**Exercise objective:** Review the listing and copy each line that holds the word "handle".

**The data:**
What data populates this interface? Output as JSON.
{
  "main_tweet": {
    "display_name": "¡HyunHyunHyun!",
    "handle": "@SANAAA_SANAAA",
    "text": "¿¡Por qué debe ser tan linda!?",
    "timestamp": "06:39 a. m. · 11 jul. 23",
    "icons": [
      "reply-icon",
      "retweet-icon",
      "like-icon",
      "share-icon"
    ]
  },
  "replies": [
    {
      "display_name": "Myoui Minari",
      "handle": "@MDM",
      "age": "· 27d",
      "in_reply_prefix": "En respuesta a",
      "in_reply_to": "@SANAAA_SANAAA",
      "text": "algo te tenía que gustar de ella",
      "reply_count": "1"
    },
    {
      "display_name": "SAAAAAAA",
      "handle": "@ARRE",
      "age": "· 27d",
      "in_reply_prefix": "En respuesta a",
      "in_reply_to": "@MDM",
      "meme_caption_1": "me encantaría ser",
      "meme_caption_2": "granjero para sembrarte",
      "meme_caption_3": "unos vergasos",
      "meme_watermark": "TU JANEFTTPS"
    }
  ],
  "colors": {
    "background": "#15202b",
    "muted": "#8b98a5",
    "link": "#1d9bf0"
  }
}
--
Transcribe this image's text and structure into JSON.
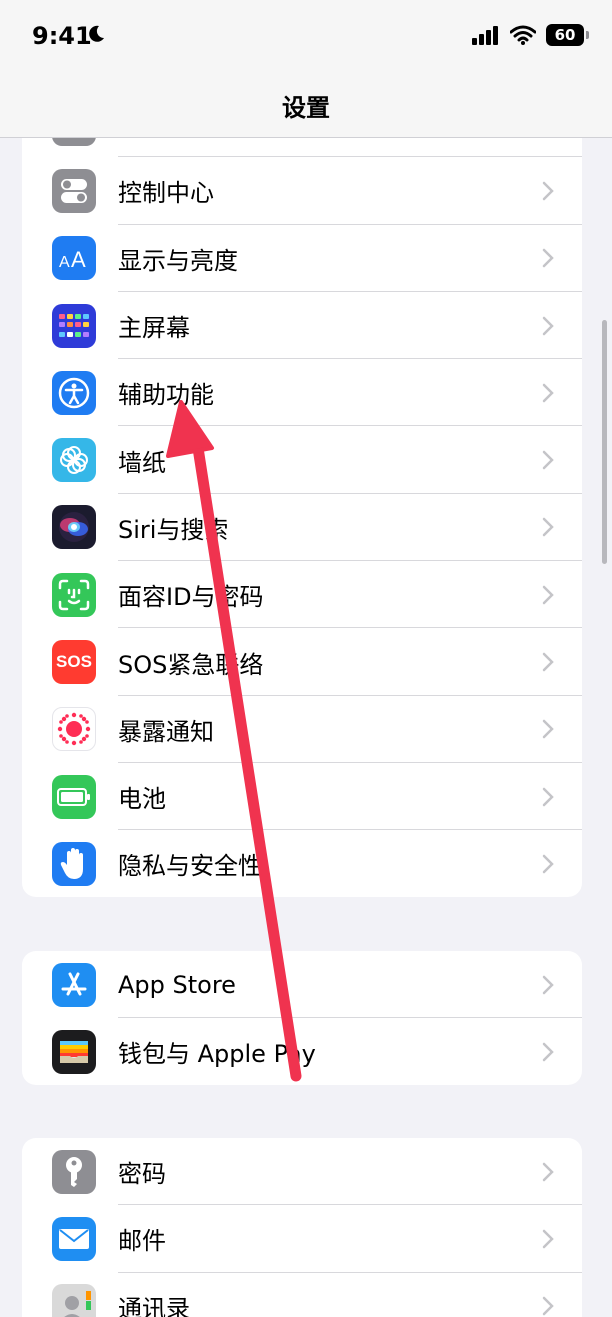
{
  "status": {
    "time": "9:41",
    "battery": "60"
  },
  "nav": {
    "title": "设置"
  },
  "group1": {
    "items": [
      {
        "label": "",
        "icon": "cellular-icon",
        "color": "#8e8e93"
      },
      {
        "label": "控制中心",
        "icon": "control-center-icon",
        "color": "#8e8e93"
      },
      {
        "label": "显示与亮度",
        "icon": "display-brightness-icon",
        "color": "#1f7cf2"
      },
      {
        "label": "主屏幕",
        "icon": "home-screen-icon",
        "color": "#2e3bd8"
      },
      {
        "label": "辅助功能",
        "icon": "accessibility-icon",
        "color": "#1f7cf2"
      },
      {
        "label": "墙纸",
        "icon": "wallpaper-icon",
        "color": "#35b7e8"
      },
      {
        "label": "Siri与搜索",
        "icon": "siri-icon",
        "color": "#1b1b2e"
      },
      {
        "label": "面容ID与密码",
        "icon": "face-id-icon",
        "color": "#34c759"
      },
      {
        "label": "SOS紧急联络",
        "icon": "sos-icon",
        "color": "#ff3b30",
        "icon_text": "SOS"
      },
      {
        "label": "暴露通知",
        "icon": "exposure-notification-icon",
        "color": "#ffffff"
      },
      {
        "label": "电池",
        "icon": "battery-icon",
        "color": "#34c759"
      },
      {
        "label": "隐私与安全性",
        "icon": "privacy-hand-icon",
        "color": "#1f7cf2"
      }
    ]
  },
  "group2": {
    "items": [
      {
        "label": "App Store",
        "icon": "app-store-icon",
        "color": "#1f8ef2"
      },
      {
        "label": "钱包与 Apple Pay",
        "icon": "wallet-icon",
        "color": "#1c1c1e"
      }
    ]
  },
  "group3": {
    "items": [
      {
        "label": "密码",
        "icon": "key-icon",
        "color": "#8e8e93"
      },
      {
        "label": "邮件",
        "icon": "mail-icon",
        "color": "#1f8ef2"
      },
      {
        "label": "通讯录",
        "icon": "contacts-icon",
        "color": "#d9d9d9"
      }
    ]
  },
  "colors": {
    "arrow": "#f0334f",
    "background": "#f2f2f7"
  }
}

**Output below:**
    "handle": "@SANAAA_SANAAA",
      "handle": "@MDM",
      "handle": "@ARRE",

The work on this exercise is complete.